* START *
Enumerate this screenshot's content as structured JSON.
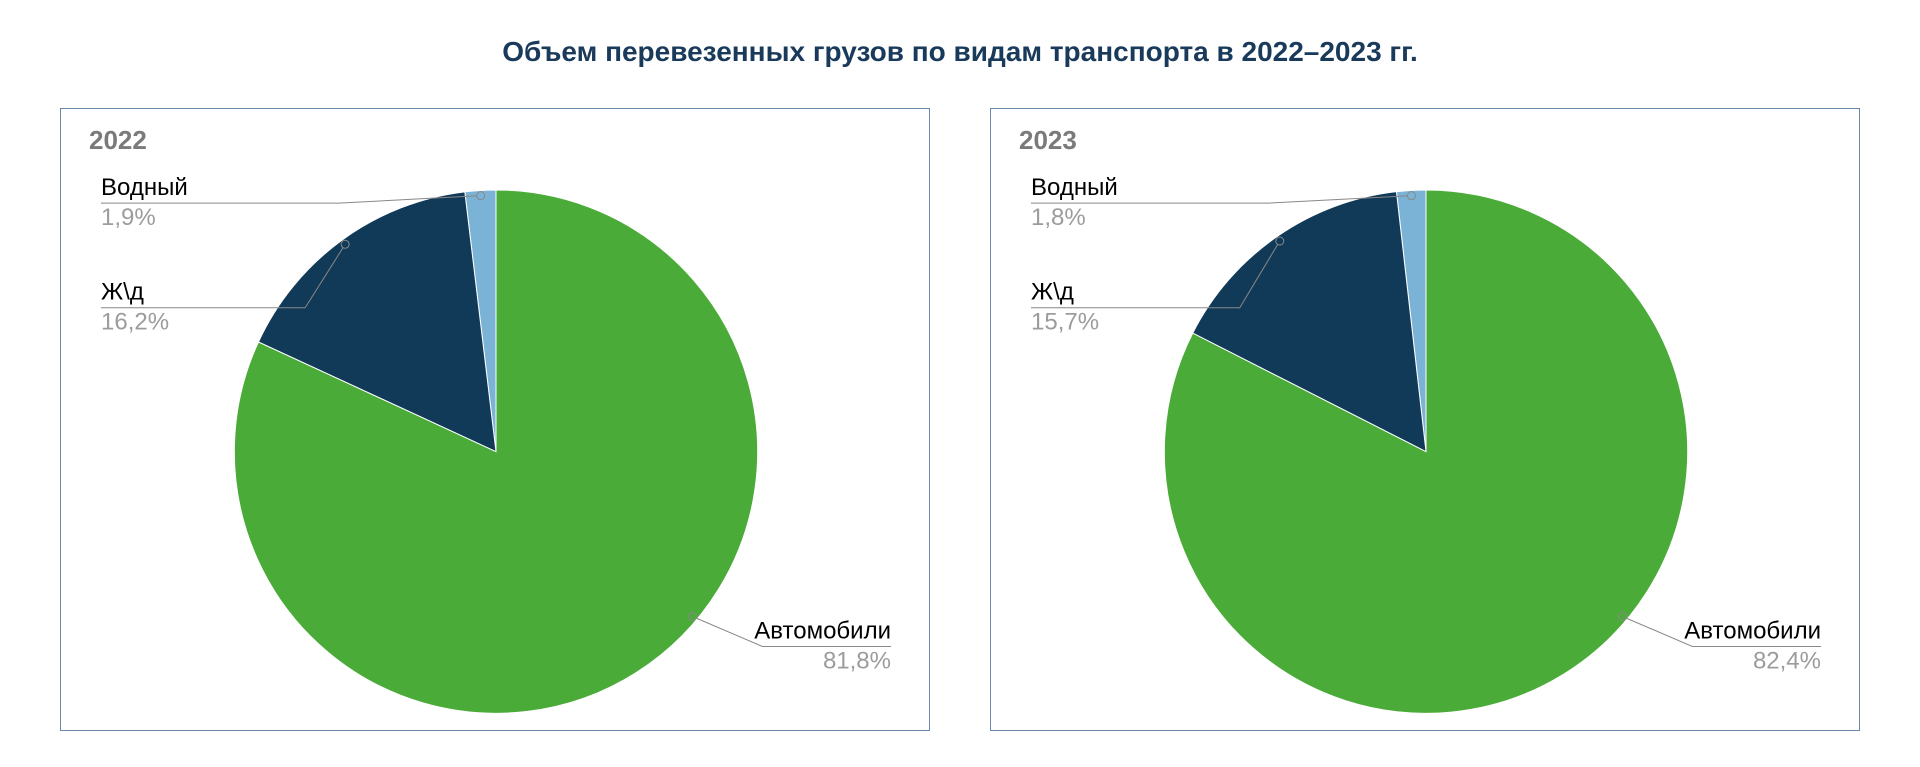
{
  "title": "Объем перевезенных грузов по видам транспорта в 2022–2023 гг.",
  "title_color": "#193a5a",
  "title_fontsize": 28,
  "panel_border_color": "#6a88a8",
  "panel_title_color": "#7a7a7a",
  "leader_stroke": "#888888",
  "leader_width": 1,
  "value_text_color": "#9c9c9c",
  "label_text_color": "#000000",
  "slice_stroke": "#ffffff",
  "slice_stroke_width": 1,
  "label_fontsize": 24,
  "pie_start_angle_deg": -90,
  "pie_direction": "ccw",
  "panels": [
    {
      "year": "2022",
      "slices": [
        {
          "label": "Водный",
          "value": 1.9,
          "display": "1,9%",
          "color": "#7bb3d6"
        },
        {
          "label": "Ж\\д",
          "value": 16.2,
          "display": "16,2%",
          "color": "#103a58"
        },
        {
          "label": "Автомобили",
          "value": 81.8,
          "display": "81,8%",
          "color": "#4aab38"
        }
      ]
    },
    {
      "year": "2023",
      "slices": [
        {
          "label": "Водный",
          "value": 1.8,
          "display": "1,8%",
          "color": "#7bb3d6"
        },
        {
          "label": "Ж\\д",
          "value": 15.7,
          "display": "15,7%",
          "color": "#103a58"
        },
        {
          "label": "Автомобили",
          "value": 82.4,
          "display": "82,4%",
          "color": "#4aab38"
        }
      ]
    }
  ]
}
* END *
## Written request
From the entries above, output every line exactly and omit any image.

## The response
Enumerate this screenshot's content as structured JSON.
{
  "title": "Объем перевезенных грузов по видам транспорта в 2022–2023 гг.",
  "title_color": "#193a5a",
  "title_fontsize": 28,
  "panel_border_color": "#6a88a8",
  "panel_title_color": "#7a7a7a",
  "leader_stroke": "#888888",
  "leader_width": 1,
  "value_text_color": "#9c9c9c",
  "label_text_color": "#000000",
  "slice_stroke": "#ffffff",
  "slice_stroke_width": 1,
  "label_fontsize": 24,
  "pie_start_angle_deg": -90,
  "pie_direction": "ccw",
  "panels": [
    {
      "year": "2022",
      "slices": [
        {
          "label": "Водный",
          "value": 1.9,
          "display": "1,9%",
          "color": "#7bb3d6"
        },
        {
          "label": "Ж\\д",
          "value": 16.2,
          "display": "16,2%",
          "color": "#103a58"
        },
        {
          "label": "Автомобили",
          "value": 81.8,
          "display": "81,8%",
          "color": "#4aab38"
        }
      ]
    },
    {
      "year": "2023",
      "slices": [
        {
          "label": "Водный",
          "value": 1.8,
          "display": "1,8%",
          "color": "#7bb3d6"
        },
        {
          "label": "Ж\\д",
          "value": 15.7,
          "display": "15,7%",
          "color": "#103a58"
        },
        {
          "label": "Автомобили",
          "value": 82.4,
          "display": "82,4%",
          "color": "#4aab38"
        }
      ]
    }
  ]
}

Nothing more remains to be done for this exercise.